# [PROBLEM TO SOLVE]
Repeat the records verbatim and leave the pictures out of your copy.

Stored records
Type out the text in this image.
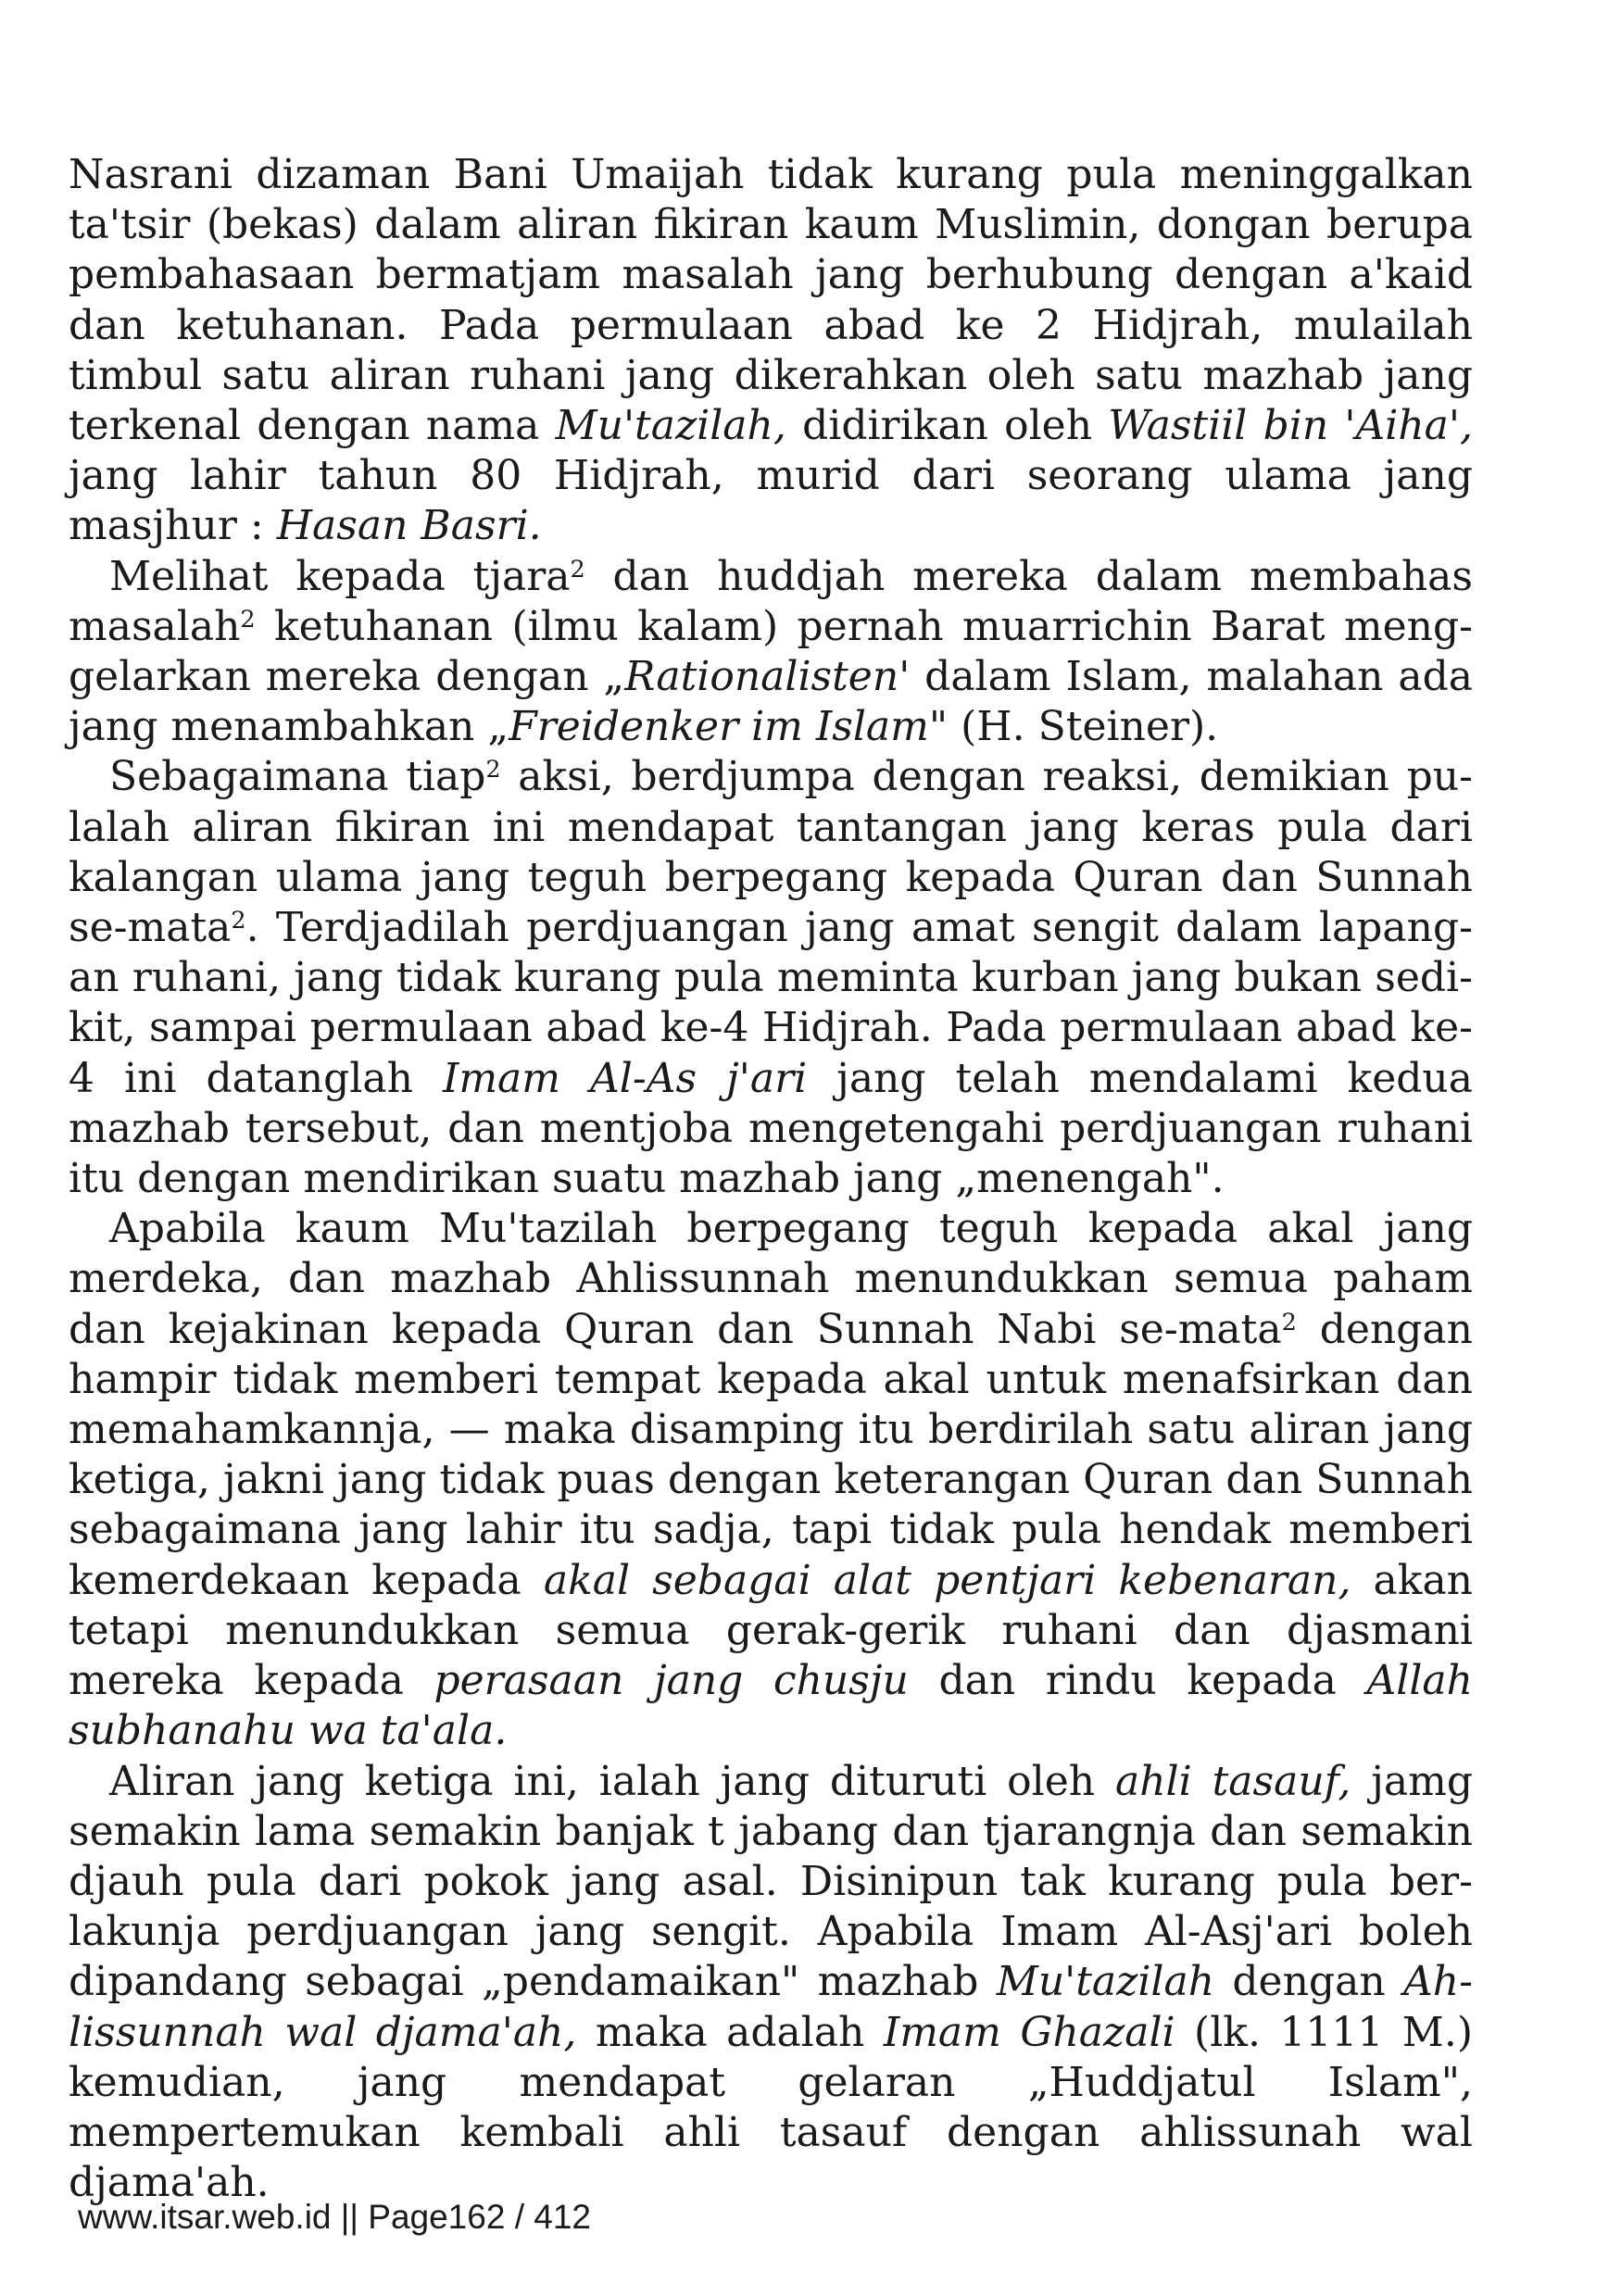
Nasrani dizaman Bani Umaijah tidak kurang pula meninggalkan ta'tsir (bekas) dalam aliran fikiran kaum Muslimin, dongan berupa pembahasaan bermatjam masalah jang berhubung dengan a'kaid dan ketuhanan. Pada permulaan abad ke 2 Hidjrah, mulailah timbul satu aliran ruhani jang dikerahkan oleh satu mazhab jang terkenal dengan nama Mu'tazilah, didirikan oleh Wastiil bin 'Aiha', jang lahir tahun 80 Hidjrah, murid dari seorang ulama jang masjhur : Hasan Basri.

Melihat kepada tjara$^2$ dan huddjah mereka dalam membahas masalah$^2$ ketuhanan (ilmu kalam) pernah muarrichin Barat menggelarkan mereka dengan „Rationalisten' dalam Islam, malahan ada jang menambahkan „Freidenker im Islam" (H. Steiner).

Sebagaimana tiap$^2$ aksi, berdjumpa dengan reaksi, demikian pulalah aliran fikiran ini mendapat tantangan jang keras pula dari kalangan ulama jang teguh berpegang kepada Quran dan Sunnah se-mata$^2$. Terdjadilah perdjuangan jang amat sengit dalam lapangan ruhani, jang tidak kurang pula meminta kurban jang bukan sedikit, sampai permulaan abad ke-4 Hidjrah. Pada permulaan abad ke-4 ini datanglah Imam Al-As j'ari jang telah mendalami kedua mazhab tersebut, dan mentjoba mengetengahi perdjuangan ruhani itu dengan mendirikan suatu mazhab jang „menengah".

Apabila kaum Mu'tazilah berpegang teguh kepada akal jang merdeka, dan mazhab Ahlissunnah menundukkan semua paham dan kejakinan kepada Quran dan Sunnah Nabi se-mata$^2$ dengan hampir tidak memberi tempat kepada akal untuk menafsirkan dan memahamkannja, — maka disamping itu berdirilah satu aliran jang ketiga, jakni jang tidak puas dengan keterangan Quran dan Sunnah sebagaimana jang lahir itu sadja, tapi tidak pula hendak memberi kemerdekaan kepada akal sebagai alat pentjari kebenaran, akan tetapi menundukkan semua gerak-gerik ruhani dan djasmani mereka kepada perasaan jang chusju dan rindu kepada Allah subhanahu wa ta'ala.

Aliran jang ketiga ini, ialah jang dituruti oleh ahli tasauf, jamg semakin lama semakin banjak t jabang dan tjarangnja dan semakin djauh pula dari pokok jang asal. Disinipun tak kurang pula berlakunja perdjuangan jang sengit. Apabila Imam Al-Asj'ari boleh dipandang sebagai „pendamaikan" mazhab Mu'tazilah dengan Ahlissunnah wal djama'ah, maka adalah Imam Ghazali (lk. 1111 M.) kemudian, jang mendapat gelaran „Huddjatul Islam", mempertemukan kembali ahli tasauf dengan ahlissunah wal djama'ah.

www.itsar.web.id || Page162 / 412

# [FULL RESPONSE]
Type out the text in this image.
Nasrani dizaman Bani Umaijah tidak kurang pula meninggalkan ta'tsir (bekas) dalam aliran fikiran kaum Muslimin, dongan berupa pembahasaan bermatjam masalah jang berhubung dengan a'kaid dan ketuhanan. Pada permulaan abad ke 2 Hidjrah, mulailah timbul satu aliran ruhani jang dikerahkan oleh satu mazhab jang terkenal dengan nama Mu'tazilah, didirikan oleh Wastiil bin 'Aiha', jang lahir tahun 80 Hidjrah, murid dari seorang ulama jang masjhur : Hasan Basri.

Melihat kepada tjara$^2$ dan huddjah mereka dalam membahas masalah$^2$ ketuhanan (ilmu kalam) pernah muarrichin Barat menggelarkan mereka dengan „Rationalisten' dalam Islam, malahan ada jang menambahkan „Freidenker im Islam" (H. Steiner).

Sebagaimana tiap$^2$ aksi, berdjumpa dengan reaksi, demikian pulalah aliran fikiran ini mendapat tantangan jang keras pula dari kalangan ulama jang teguh berpegang kepada Quran dan Sunnah se-mata$^2$. Terdjadilah perdjuangan jang amat sengit dalam lapangan ruhani, jang tidak kurang pula meminta kurban jang bukan sedikit, sampai permulaan abad ke-4 Hidjrah. Pada permulaan abad ke-4 ini datanglah Imam Al-As j'ari jang telah mendalami kedua mazhab tersebut, dan mentjoba mengetengahi perdjuangan ruhani itu dengan mendirikan suatu mazhab jang „menengah".

Apabila kaum Mu'tazilah berpegang teguh kepada akal jang merdeka, dan mazhab Ahlissunnah menundukkan semua paham dan kejakinan kepada Quran dan Sunnah Nabi se-mata$^2$ dengan hampir tidak memberi tempat kepada akal untuk menafsirkan dan memahamkannja, — maka disamping itu berdirilah satu aliran jang ketiga, jakni jang tidak puas dengan keterangan Quran dan Sunnah sebagaimana jang lahir itu sadja, tapi tidak pula hendak memberi kemerdekaan kepada akal sebagai alat pentjari kebenaran, akan tetapi menundukkan semua gerak-gerik ruhani dan djasmani mereka kepada perasaan jang chusju dan rindu kepada Allah subhanahu wa ta'ala.

Aliran jang ketiga ini, ialah jang dituruti oleh ahli tasauf, jamg semakin lama semakin banjak t jabang dan tjarangnja dan semakin djauh pula dari pokok jang asal. Disinipun tak kurang pula berlakunja perdjuangan jang sengit. Apabila Imam Al-Asj'ari boleh dipandang sebagai „pendamaikan" mazhab Mu'tazilah dengan Ahlissunnah wal djama'ah, maka adalah Imam Ghazali (lk. 1111 M.) kemudian, jang mendapat gelaran „Huddjatul Islam", mempertemukan kembali ahli tasauf dengan ahlissunah wal djama'ah.

www.itsar.web.id || Page162 / 412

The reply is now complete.